-------- EXERCISE DATA --------

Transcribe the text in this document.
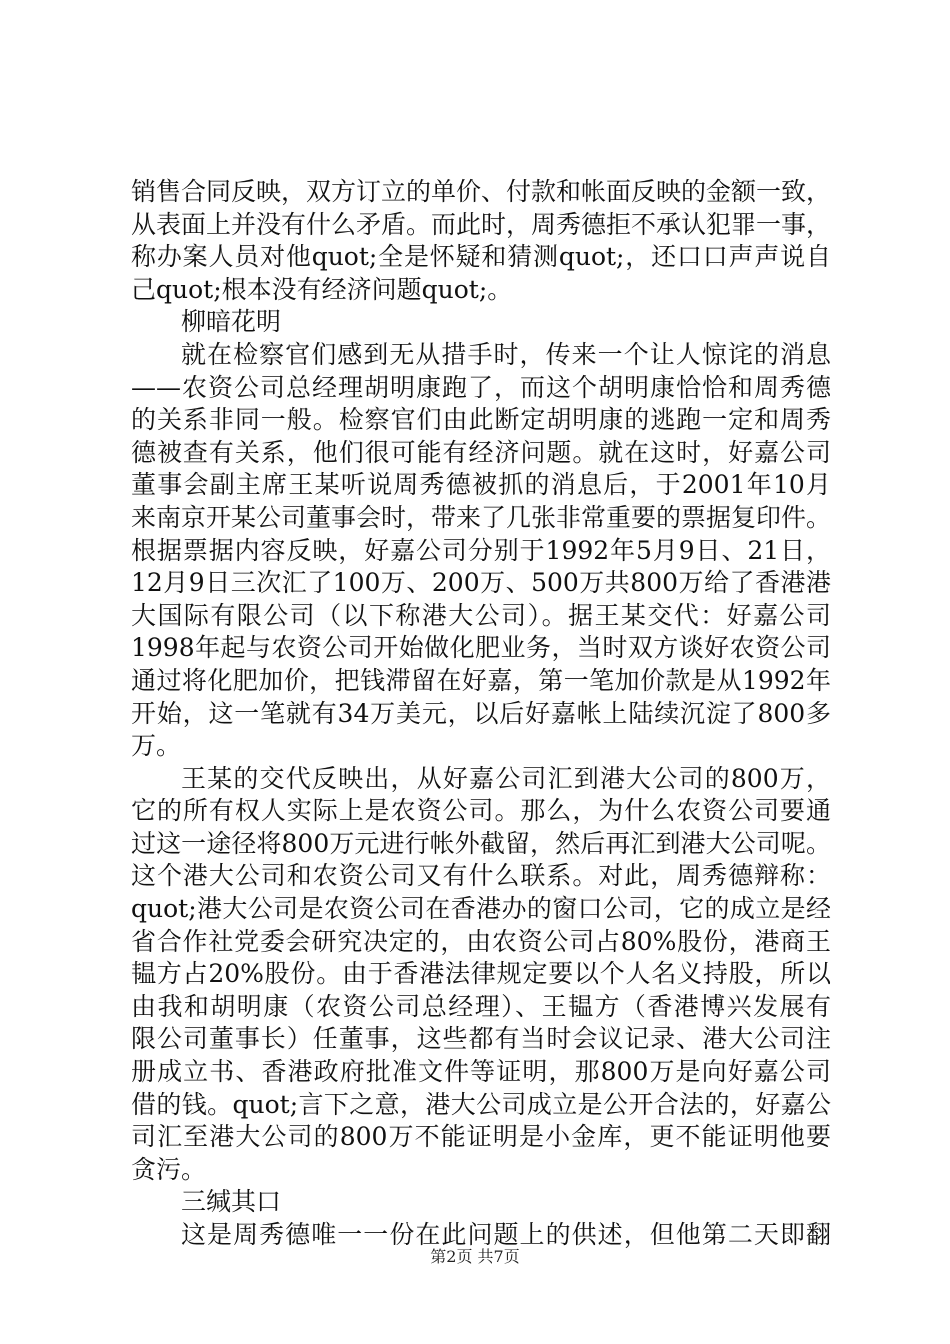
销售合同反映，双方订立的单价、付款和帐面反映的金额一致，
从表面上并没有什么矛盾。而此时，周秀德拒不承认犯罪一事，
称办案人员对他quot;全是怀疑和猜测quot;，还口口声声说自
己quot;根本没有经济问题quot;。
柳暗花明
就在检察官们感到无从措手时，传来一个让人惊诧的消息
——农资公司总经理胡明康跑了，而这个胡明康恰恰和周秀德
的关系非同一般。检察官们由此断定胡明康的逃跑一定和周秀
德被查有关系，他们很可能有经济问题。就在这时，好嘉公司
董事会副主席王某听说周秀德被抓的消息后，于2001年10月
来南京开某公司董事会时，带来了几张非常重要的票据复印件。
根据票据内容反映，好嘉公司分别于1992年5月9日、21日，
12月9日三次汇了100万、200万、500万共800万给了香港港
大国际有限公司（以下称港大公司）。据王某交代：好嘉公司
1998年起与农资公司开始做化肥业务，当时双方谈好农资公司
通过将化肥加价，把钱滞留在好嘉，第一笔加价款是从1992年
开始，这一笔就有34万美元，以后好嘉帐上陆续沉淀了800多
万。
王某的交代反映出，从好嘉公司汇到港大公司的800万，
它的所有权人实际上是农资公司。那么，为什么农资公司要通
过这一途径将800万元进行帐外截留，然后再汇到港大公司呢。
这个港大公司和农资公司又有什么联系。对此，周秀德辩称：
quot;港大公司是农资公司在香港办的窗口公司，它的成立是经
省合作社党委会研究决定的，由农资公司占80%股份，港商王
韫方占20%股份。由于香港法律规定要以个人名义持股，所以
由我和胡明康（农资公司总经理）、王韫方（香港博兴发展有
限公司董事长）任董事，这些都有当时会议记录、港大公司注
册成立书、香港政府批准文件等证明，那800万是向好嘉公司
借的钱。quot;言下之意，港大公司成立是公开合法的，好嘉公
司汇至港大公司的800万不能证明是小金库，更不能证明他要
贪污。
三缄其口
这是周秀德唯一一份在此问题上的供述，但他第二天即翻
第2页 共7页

--------
-------- EXERCISE DATA --------

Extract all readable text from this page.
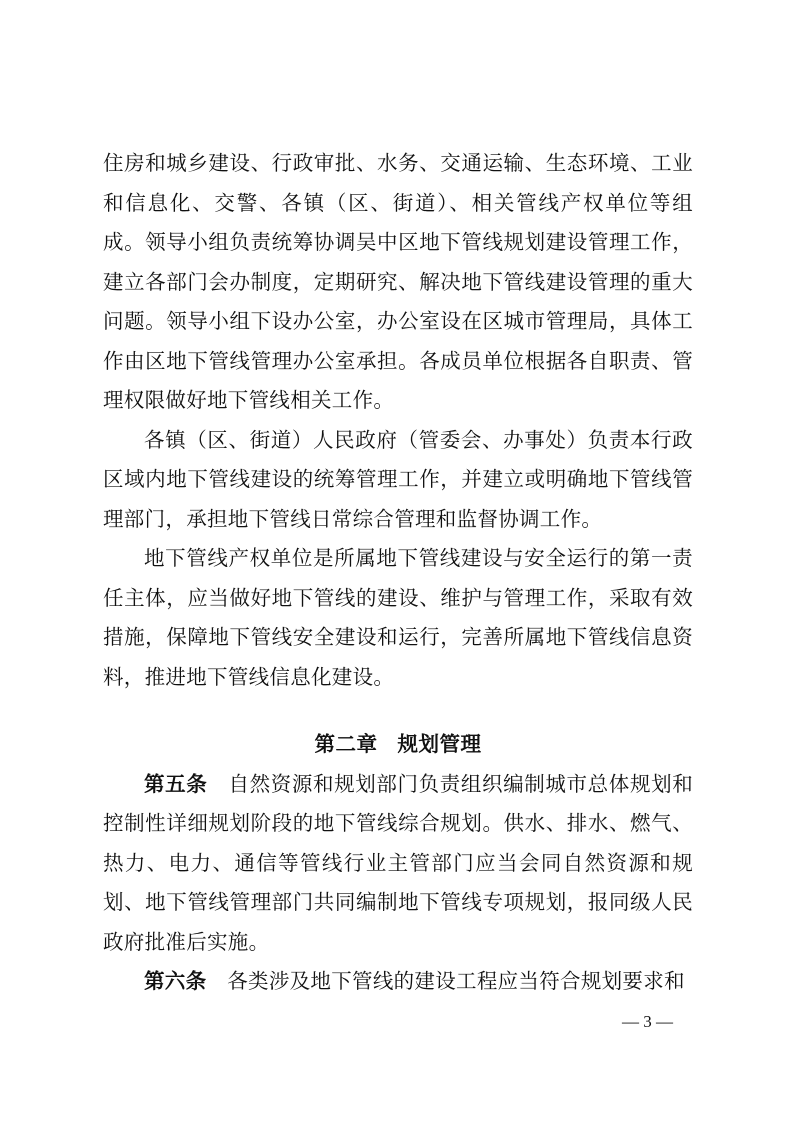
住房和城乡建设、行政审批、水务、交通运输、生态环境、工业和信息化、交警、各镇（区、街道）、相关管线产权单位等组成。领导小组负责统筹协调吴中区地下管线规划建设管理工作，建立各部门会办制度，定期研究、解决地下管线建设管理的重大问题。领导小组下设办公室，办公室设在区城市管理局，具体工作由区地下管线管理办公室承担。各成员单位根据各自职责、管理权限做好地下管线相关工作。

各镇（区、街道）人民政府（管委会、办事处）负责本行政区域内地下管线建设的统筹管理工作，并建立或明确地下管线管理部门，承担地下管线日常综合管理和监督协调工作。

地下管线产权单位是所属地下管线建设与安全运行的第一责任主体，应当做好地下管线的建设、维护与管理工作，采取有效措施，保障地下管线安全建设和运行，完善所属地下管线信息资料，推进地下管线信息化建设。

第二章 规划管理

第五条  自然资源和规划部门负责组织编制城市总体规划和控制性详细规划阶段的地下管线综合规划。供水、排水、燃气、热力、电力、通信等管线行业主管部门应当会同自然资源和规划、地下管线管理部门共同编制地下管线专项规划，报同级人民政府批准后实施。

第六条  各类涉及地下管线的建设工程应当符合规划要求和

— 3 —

--------
-------- EXERCISE DATA --------

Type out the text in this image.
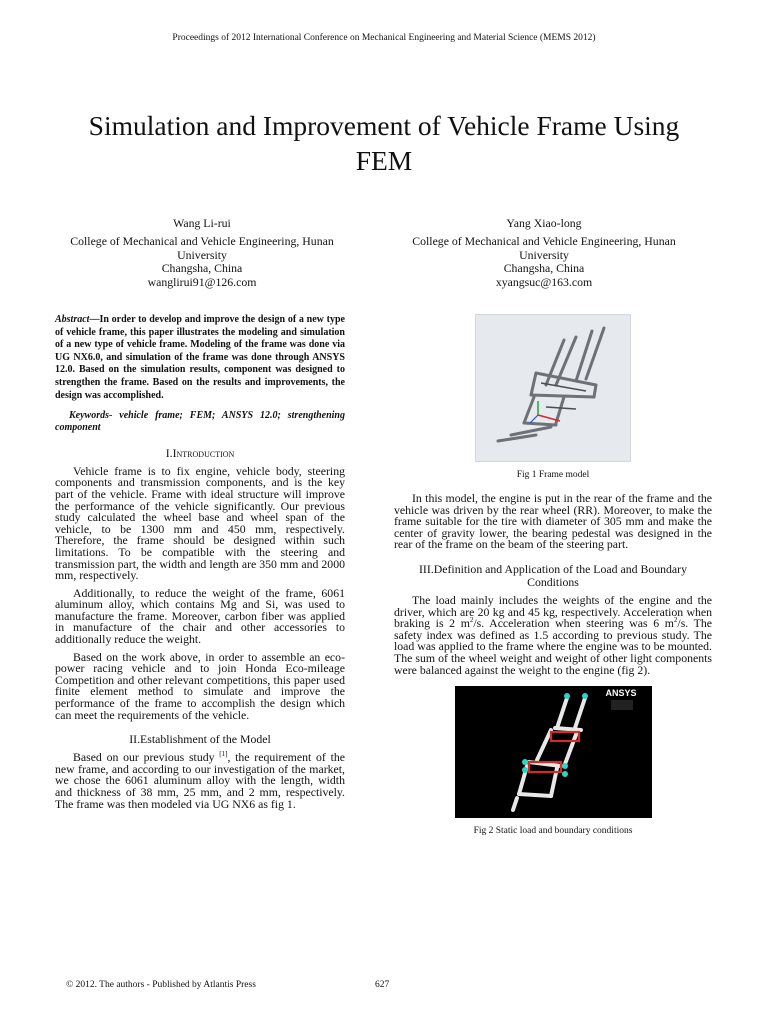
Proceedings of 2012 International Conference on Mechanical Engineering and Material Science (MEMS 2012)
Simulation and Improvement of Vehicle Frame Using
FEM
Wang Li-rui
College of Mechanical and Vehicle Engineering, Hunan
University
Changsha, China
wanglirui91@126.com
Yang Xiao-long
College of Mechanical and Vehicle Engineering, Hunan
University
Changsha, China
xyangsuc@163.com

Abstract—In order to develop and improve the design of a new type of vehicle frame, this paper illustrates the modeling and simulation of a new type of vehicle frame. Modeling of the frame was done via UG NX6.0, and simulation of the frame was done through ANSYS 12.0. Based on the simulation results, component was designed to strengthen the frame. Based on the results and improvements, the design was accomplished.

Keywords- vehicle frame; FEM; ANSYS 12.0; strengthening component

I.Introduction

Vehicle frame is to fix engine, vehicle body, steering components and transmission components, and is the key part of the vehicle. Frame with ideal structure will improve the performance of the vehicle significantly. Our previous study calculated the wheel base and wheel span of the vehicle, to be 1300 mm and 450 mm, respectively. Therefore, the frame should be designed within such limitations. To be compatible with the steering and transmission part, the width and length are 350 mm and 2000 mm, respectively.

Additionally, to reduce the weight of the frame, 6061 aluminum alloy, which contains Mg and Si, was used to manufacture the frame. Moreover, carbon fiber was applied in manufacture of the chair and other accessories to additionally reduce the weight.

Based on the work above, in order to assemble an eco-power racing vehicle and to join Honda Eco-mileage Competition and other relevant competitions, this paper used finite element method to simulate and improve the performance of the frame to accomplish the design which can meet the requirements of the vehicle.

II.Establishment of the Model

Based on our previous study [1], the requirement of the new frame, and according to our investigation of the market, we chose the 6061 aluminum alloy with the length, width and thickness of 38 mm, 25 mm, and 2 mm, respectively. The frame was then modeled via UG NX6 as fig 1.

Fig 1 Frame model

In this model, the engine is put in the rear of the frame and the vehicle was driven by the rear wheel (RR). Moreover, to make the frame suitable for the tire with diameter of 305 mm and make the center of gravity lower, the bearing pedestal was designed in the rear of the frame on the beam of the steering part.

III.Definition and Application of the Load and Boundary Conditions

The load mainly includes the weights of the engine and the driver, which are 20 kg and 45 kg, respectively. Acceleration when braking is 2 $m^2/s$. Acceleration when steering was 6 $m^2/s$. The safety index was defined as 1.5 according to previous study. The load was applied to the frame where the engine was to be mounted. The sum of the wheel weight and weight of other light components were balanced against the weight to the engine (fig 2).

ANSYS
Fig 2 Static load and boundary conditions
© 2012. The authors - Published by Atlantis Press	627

--------

- EXERCISE AIM:
Identify the lines above with the word "Based". Copy them.

- WRITTEN RESPONSE:
Abstract—In order to develop and improve the design of a new type of vehicle frame, this paper illustrates the modeling and simulation of a new type of vehicle frame. Modeling of the frame was done via UG NX6.0, and simulation of the frame was done through ANSYS 12.0. Based on the simulation results, component was designed to strengthen the frame. Based on the results and improvements, the design was accomplished.
Based on the work above, in order to assemble an eco-power racing vehicle and to join Honda Eco-mileage Competition and other relevant competitions, this paper used finite element method to simulate and improve the performance of the frame to accomplish the design which can meet the requirements of the vehicle.
Based on our previous study [1], the requirement of the new frame, and according to our investigation of the market, we chose the 6061 aluminum alloy with the length, width and thickness of 38 mm, 25 mm, and 2 mm, respectively. The frame was then modeled via UG NX6 as fig 1.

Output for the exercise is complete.